● RECORDED INFORMATION
----

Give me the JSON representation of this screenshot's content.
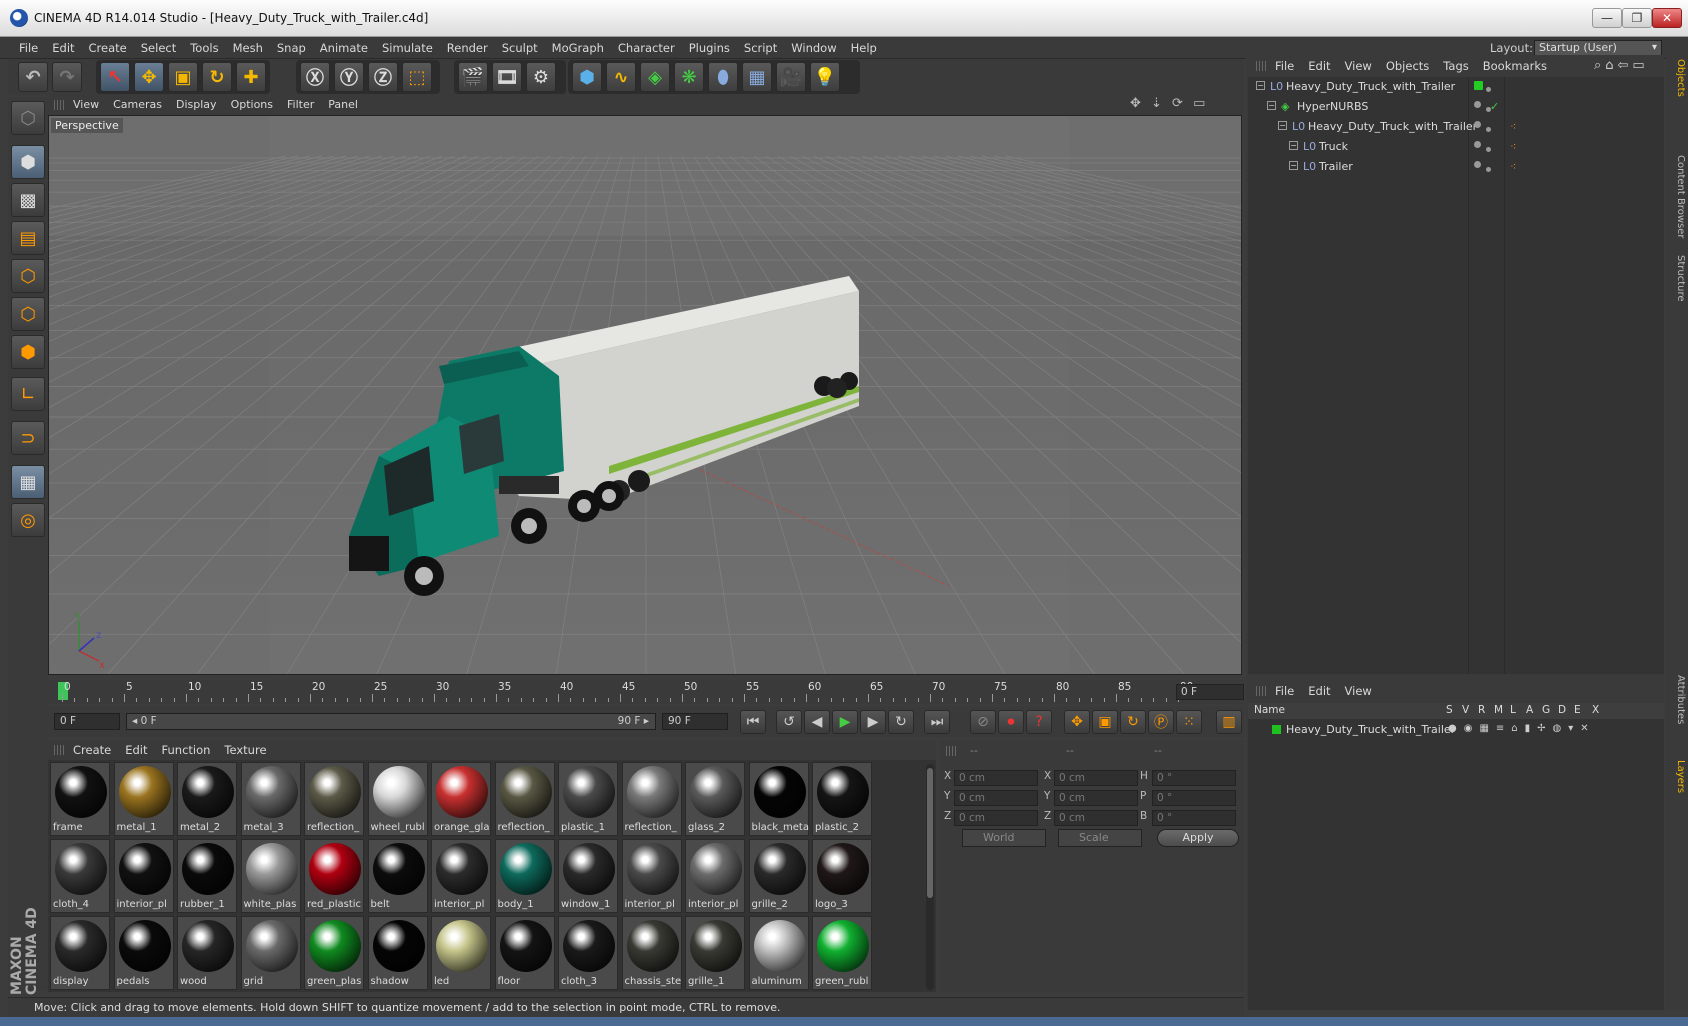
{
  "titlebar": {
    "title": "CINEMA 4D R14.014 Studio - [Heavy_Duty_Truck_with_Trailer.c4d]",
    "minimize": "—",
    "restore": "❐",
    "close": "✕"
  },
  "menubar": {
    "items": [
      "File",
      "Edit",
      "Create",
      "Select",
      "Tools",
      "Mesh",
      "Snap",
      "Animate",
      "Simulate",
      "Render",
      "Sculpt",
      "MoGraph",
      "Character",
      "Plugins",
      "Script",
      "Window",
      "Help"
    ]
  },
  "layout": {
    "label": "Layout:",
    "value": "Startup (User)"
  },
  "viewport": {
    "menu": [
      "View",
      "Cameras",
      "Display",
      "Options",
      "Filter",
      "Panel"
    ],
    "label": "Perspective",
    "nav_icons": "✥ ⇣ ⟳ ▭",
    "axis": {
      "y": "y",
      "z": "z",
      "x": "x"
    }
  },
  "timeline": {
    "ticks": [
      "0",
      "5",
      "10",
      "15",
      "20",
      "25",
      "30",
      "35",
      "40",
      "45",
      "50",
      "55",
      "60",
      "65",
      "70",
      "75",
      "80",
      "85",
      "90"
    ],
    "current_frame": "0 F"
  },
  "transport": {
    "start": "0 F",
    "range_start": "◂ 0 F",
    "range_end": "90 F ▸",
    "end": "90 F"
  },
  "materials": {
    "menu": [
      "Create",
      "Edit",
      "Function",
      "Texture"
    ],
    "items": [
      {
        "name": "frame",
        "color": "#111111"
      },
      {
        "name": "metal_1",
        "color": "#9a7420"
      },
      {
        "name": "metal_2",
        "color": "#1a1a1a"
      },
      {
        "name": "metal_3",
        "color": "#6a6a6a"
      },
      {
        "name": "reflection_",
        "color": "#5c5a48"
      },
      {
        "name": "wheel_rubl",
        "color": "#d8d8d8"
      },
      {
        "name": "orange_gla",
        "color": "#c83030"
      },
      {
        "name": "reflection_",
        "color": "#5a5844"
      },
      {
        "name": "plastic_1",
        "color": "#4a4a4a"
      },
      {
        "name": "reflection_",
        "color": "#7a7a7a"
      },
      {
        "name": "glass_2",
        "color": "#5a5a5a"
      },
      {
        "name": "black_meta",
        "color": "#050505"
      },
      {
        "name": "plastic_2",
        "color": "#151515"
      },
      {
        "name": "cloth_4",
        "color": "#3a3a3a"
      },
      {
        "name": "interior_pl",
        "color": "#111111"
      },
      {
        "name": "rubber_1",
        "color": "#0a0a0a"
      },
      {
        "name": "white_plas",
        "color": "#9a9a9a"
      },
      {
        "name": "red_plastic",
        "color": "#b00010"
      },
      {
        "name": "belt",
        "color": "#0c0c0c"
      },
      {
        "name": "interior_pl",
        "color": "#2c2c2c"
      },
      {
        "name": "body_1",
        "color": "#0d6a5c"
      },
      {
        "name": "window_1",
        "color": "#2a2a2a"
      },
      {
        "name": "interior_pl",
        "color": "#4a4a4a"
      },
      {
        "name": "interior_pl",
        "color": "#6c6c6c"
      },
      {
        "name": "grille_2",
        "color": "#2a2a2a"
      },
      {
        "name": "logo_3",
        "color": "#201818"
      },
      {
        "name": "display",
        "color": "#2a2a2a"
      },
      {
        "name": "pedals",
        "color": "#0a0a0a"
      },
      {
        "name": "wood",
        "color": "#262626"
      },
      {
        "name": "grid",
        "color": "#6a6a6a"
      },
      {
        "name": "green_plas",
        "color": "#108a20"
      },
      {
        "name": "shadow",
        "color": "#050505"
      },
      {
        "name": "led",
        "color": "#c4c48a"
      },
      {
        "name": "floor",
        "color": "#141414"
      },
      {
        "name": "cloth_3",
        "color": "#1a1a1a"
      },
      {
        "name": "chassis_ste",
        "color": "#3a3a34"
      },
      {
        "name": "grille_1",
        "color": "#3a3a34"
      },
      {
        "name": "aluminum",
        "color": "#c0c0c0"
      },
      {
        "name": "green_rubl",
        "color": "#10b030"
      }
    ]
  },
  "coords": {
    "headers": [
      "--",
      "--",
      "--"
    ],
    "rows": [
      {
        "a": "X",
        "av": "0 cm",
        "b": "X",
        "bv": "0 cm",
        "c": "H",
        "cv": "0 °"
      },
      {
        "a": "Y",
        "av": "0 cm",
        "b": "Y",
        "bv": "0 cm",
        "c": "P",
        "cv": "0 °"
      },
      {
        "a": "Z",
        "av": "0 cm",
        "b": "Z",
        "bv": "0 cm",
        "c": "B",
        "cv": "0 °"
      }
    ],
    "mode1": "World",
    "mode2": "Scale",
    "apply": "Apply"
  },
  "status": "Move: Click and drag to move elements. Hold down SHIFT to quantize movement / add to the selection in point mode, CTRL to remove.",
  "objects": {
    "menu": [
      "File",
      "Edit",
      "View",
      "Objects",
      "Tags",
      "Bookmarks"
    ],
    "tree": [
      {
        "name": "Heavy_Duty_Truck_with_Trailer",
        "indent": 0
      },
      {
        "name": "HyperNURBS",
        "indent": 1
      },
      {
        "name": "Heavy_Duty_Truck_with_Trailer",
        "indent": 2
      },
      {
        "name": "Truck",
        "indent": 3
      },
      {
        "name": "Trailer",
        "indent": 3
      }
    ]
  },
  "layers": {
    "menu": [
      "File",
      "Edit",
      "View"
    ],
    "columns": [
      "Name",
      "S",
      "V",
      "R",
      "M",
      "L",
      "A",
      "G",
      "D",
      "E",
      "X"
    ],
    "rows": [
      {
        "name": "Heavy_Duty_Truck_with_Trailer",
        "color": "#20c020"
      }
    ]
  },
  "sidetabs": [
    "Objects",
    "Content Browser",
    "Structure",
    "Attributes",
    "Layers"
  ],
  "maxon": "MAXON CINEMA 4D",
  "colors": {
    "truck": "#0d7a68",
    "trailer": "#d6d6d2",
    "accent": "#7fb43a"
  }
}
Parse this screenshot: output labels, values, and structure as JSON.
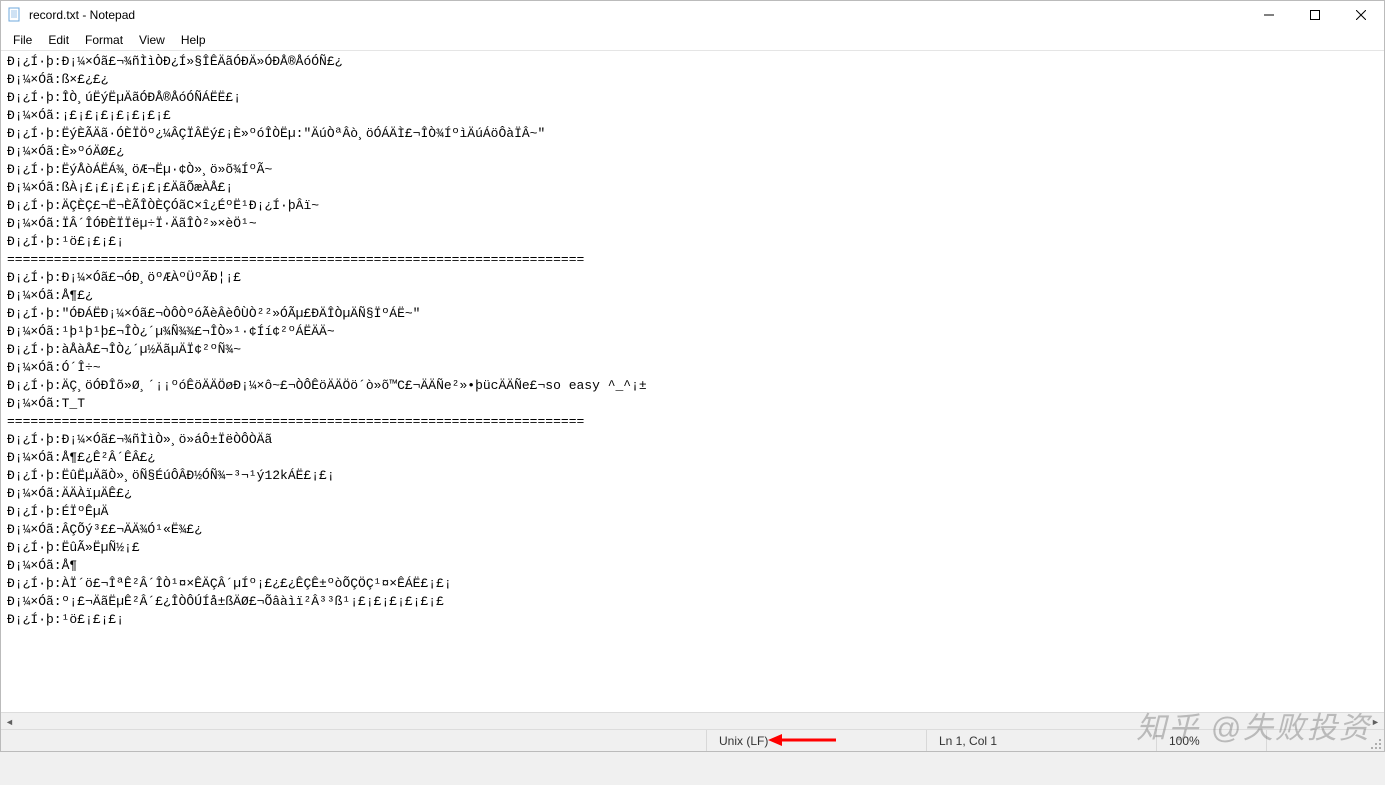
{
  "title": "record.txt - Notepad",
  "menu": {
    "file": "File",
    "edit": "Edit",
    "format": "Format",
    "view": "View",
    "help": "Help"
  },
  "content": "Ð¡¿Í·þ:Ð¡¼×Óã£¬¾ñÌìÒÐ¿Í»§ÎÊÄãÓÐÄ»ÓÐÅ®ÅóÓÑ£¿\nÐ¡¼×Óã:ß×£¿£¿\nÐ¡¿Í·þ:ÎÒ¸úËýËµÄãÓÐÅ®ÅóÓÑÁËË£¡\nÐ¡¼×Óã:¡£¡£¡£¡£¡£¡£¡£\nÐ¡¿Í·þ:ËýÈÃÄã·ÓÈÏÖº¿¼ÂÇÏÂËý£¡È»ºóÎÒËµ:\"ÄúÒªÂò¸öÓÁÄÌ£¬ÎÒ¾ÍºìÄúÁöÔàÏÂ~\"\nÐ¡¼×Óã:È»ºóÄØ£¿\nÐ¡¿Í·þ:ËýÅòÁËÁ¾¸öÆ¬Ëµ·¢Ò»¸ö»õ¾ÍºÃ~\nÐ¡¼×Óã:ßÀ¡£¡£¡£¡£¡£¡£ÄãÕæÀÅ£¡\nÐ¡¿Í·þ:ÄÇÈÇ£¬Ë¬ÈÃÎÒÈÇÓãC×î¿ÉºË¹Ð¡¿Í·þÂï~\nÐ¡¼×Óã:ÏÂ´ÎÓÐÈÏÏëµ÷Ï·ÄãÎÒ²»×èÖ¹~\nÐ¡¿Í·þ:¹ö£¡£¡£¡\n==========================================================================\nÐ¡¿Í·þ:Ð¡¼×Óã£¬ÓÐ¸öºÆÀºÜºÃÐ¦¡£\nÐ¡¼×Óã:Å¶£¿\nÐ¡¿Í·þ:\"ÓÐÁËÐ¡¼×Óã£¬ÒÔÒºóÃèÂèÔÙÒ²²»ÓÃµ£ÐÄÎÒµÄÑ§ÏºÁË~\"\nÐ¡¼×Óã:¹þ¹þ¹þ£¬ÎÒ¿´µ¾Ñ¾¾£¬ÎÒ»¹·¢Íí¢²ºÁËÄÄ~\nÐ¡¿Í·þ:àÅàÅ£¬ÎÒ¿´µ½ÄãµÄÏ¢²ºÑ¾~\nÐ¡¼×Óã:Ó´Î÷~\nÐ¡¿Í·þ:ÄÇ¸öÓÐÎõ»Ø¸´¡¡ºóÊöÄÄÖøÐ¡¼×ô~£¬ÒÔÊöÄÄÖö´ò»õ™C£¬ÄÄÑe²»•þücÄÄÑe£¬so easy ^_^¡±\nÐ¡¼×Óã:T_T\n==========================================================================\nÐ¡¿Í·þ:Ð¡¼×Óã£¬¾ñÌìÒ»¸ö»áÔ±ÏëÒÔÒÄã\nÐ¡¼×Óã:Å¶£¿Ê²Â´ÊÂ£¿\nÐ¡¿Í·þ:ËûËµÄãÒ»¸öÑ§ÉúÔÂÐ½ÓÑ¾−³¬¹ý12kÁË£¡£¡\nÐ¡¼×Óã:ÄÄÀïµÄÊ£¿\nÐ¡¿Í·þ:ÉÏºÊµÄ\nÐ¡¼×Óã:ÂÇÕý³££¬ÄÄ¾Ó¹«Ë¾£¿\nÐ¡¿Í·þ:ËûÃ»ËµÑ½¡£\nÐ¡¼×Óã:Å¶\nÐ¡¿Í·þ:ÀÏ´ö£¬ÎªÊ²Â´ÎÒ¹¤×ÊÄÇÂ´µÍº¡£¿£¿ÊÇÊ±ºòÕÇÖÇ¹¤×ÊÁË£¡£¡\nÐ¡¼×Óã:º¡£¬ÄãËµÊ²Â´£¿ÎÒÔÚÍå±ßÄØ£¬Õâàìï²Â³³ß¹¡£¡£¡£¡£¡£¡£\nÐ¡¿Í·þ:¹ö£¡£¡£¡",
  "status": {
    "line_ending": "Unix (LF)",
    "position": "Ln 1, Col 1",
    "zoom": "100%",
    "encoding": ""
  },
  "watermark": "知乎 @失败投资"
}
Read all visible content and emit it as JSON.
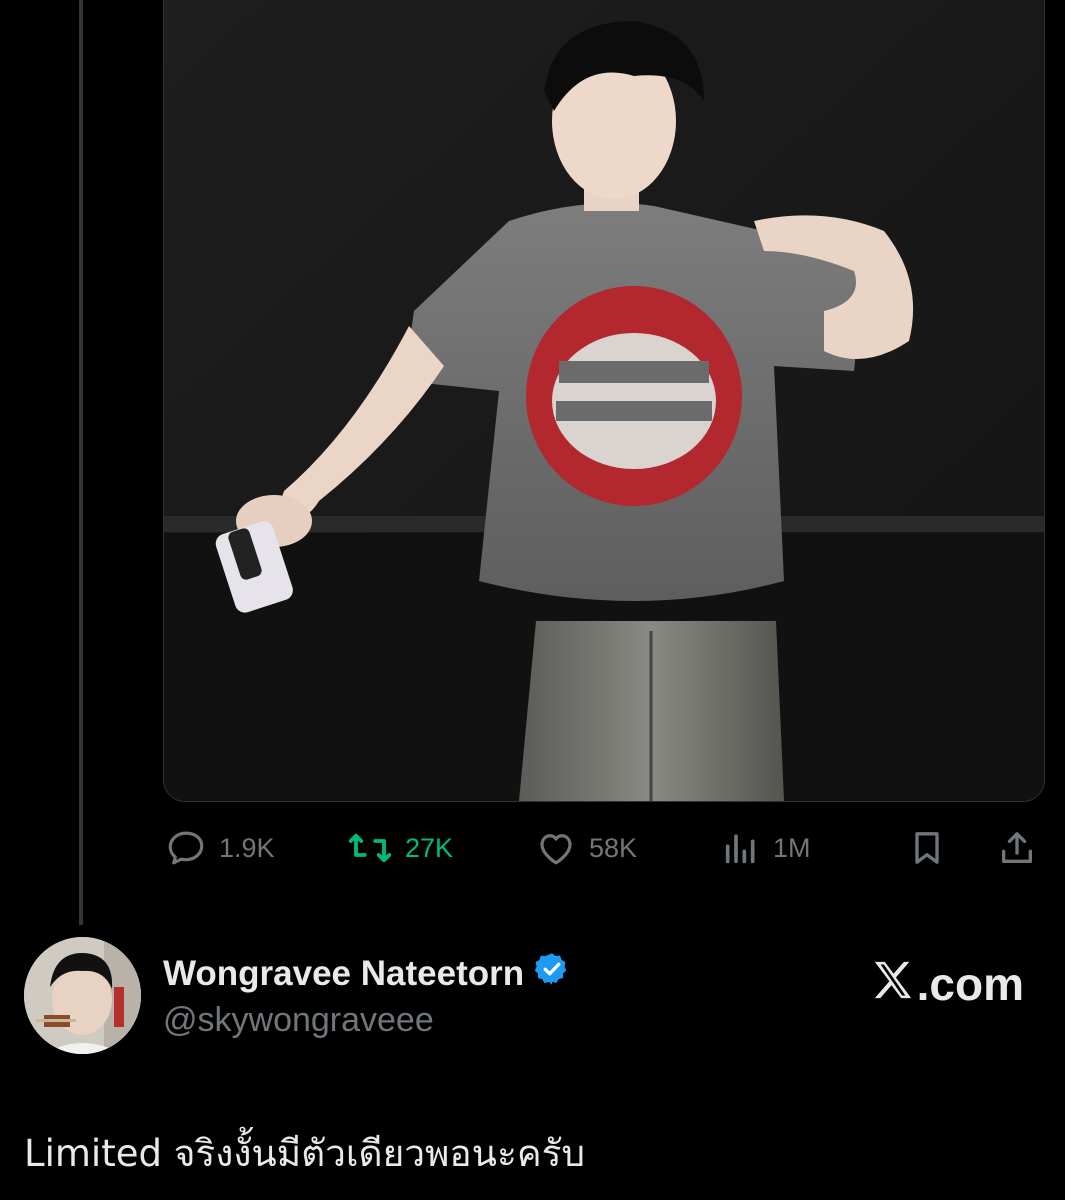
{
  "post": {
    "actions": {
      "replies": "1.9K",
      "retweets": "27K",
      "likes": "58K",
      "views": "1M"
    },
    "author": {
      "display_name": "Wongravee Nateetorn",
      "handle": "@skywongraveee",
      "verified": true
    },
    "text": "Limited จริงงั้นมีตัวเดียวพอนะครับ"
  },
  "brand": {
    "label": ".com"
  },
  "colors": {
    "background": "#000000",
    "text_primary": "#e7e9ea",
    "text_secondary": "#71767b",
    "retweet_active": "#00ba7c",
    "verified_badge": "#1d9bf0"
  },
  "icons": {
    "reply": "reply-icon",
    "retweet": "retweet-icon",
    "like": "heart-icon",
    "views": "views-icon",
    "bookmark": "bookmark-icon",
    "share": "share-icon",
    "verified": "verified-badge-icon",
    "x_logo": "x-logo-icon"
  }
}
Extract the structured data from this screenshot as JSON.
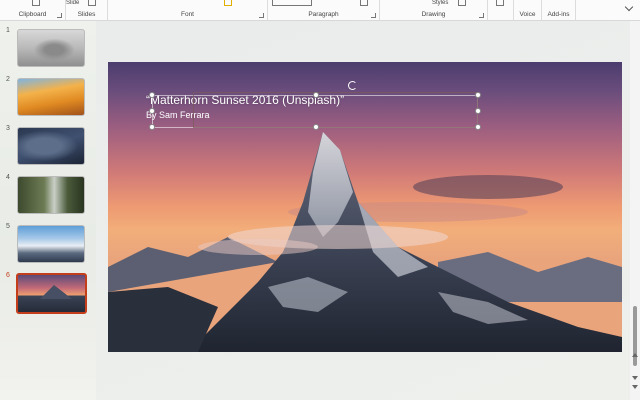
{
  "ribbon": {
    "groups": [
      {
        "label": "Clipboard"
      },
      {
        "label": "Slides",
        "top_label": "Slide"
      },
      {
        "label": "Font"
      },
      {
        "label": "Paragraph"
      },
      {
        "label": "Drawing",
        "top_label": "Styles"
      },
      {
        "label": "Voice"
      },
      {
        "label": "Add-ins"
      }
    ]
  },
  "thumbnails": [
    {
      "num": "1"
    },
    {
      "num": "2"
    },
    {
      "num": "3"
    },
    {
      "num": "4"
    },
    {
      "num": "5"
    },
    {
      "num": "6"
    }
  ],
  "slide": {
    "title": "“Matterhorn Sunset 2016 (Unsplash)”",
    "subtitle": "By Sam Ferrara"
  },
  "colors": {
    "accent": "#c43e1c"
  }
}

----

● WRITTEN REQUEST
No pictures belong in the copy: reproduce exactly the lines above from the one that contains "Extract the structured" through the last line of the entries.

● TASK RESULT
Extract the structured data from this screenshot as JSON.
{
  "ribbon": {
    "groups": [
      {
        "label": "Clipboard"
      },
      {
        "label": "Slides",
        "top_label": "Slide"
      },
      {
        "label": "Font"
      },
      {
        "label": "Paragraph"
      },
      {
        "label": "Drawing",
        "top_label": "Styles"
      },
      {
        "label": "Voice"
      },
      {
        "label": "Add-ins"
      }
    ]
  },
  "thumbnails": [
    {
      "num": "1"
    },
    {
      "num": "2"
    },
    {
      "num": "3"
    },
    {
      "num": "4"
    },
    {
      "num": "5"
    },
    {
      "num": "6"
    }
  ],
  "slide": {
    "title": "“Matterhorn Sunset 2016 (Unsplash)”",
    "subtitle": "By Sam Ferrara"
  },
  "colors": {
    "accent": "#c43e1c"
  }
}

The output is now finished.